Your goal —
Repeat the whole listing exactly.
>>>
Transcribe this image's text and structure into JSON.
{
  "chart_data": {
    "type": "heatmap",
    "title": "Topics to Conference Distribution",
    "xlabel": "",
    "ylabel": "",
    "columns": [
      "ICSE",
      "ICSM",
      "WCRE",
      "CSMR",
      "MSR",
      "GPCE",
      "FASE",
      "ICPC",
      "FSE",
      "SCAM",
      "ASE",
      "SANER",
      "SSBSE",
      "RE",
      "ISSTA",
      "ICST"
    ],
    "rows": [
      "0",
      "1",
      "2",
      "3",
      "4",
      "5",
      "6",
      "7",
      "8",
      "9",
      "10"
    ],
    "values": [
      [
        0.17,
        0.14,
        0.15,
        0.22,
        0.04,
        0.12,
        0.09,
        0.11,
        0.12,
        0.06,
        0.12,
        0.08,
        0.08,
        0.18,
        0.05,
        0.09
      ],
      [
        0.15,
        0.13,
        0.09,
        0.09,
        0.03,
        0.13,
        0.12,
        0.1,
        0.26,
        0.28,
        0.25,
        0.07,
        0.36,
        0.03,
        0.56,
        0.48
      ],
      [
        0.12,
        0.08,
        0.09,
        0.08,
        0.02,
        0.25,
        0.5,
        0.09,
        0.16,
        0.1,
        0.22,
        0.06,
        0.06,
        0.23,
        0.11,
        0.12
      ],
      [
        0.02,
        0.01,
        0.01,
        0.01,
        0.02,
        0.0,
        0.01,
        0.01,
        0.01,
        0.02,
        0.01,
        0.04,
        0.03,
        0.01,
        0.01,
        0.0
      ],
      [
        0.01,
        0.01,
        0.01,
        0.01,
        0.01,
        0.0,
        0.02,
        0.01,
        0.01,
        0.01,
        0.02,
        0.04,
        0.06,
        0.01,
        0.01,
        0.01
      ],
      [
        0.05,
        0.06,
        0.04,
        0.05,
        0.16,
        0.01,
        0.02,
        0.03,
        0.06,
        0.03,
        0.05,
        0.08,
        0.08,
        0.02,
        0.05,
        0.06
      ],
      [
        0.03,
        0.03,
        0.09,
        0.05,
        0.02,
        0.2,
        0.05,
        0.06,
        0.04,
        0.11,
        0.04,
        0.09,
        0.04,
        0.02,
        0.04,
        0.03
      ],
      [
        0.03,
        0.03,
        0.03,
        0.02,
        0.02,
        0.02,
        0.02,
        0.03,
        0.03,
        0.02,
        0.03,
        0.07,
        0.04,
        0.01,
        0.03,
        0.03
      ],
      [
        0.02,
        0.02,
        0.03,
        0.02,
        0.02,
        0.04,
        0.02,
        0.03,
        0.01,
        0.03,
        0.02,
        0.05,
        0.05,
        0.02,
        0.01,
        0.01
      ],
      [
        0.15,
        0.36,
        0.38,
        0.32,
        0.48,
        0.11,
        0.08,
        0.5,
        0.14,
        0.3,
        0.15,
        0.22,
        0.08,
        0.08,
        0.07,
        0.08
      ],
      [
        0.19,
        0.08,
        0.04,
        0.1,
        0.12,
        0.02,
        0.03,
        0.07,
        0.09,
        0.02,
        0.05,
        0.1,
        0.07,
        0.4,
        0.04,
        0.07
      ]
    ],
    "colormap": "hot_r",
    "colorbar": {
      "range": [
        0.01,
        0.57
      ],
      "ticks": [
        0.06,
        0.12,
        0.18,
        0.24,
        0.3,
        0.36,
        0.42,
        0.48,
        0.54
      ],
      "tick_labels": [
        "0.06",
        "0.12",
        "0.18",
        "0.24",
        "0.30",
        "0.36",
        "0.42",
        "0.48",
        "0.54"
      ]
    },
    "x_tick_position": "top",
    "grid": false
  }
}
<<<
Task result —
Transcribe this image's text and structure into JSON.
{
  "chart_data": {
    "type": "heatmap",
    "title": "Topics to Conference Distribution",
    "xlabel": "",
    "ylabel": "",
    "columns": [
      "ICSE",
      "ICSM",
      "WCRE",
      "CSMR",
      "MSR",
      "GPCE",
      "FASE",
      "ICPC",
      "FSE",
      "SCAM",
      "ASE",
      "SANER",
      "SSBSE",
      "RE",
      "ISSTA",
      "ICST"
    ],
    "rows": [
      "0",
      "1",
      "2",
      "3",
      "4",
      "5",
      "6",
      "7",
      "8",
      "9",
      "10"
    ],
    "values": [
      [
        0.17,
        0.14,
        0.15,
        0.22,
        0.04,
        0.12,
        0.09,
        0.11,
        0.12,
        0.06,
        0.12,
        0.08,
        0.08,
        0.18,
        0.05,
        0.09
      ],
      [
        0.15,
        0.13,
        0.09,
        0.09,
        0.03,
        0.13,
        0.12,
        0.1,
        0.26,
        0.28,
        0.25,
        0.07,
        0.36,
        0.03,
        0.56,
        0.48
      ],
      [
        0.12,
        0.08,
        0.09,
        0.08,
        0.02,
        0.25,
        0.5,
        0.09,
        0.16,
        0.1,
        0.22,
        0.06,
        0.06,
        0.23,
        0.11,
        0.12
      ],
      [
        0.02,
        0.01,
        0.01,
        0.01,
        0.02,
        0.0,
        0.01,
        0.01,
        0.01,
        0.02,
        0.01,
        0.04,
        0.03,
        0.01,
        0.01,
        0.0
      ],
      [
        0.01,
        0.01,
        0.01,
        0.01,
        0.01,
        0.0,
        0.02,
        0.01,
        0.01,
        0.01,
        0.02,
        0.04,
        0.06,
        0.01,
        0.01,
        0.01
      ],
      [
        0.05,
        0.06,
        0.04,
        0.05,
        0.16,
        0.01,
        0.02,
        0.03,
        0.06,
        0.03,
        0.05,
        0.08,
        0.08,
        0.02,
        0.05,
        0.06
      ],
      [
        0.03,
        0.03,
        0.09,
        0.05,
        0.02,
        0.2,
        0.05,
        0.06,
        0.04,
        0.11,
        0.04,
        0.09,
        0.04,
        0.02,
        0.04,
        0.03
      ],
      [
        0.03,
        0.03,
        0.03,
        0.02,
        0.02,
        0.02,
        0.02,
        0.03,
        0.03,
        0.02,
        0.03,
        0.07,
        0.04,
        0.01,
        0.03,
        0.03
      ],
      [
        0.02,
        0.02,
        0.03,
        0.02,
        0.02,
        0.04,
        0.02,
        0.03,
        0.01,
        0.03,
        0.02,
        0.05,
        0.05,
        0.02,
        0.01,
        0.01
      ],
      [
        0.15,
        0.36,
        0.38,
        0.32,
        0.48,
        0.11,
        0.08,
        0.5,
        0.14,
        0.3,
        0.15,
        0.22,
        0.08,
        0.08,
        0.07,
        0.08
      ],
      [
        0.19,
        0.08,
        0.04,
        0.1,
        0.12,
        0.02,
        0.03,
        0.07,
        0.09,
        0.02,
        0.05,
        0.1,
        0.07,
        0.4,
        0.04,
        0.07
      ]
    ],
    "colormap": "hot_r",
    "colorbar": {
      "range": [
        0.01,
        0.57
      ],
      "ticks": [
        0.06,
        0.12,
        0.18,
        0.24,
        0.3,
        0.36,
        0.42,
        0.48,
        0.54
      ],
      "tick_labels": [
        "0.06",
        "0.12",
        "0.18",
        "0.24",
        "0.30",
        "0.36",
        "0.42",
        "0.48",
        "0.54"
      ]
    },
    "x_tick_position": "top",
    "grid": false
  }
}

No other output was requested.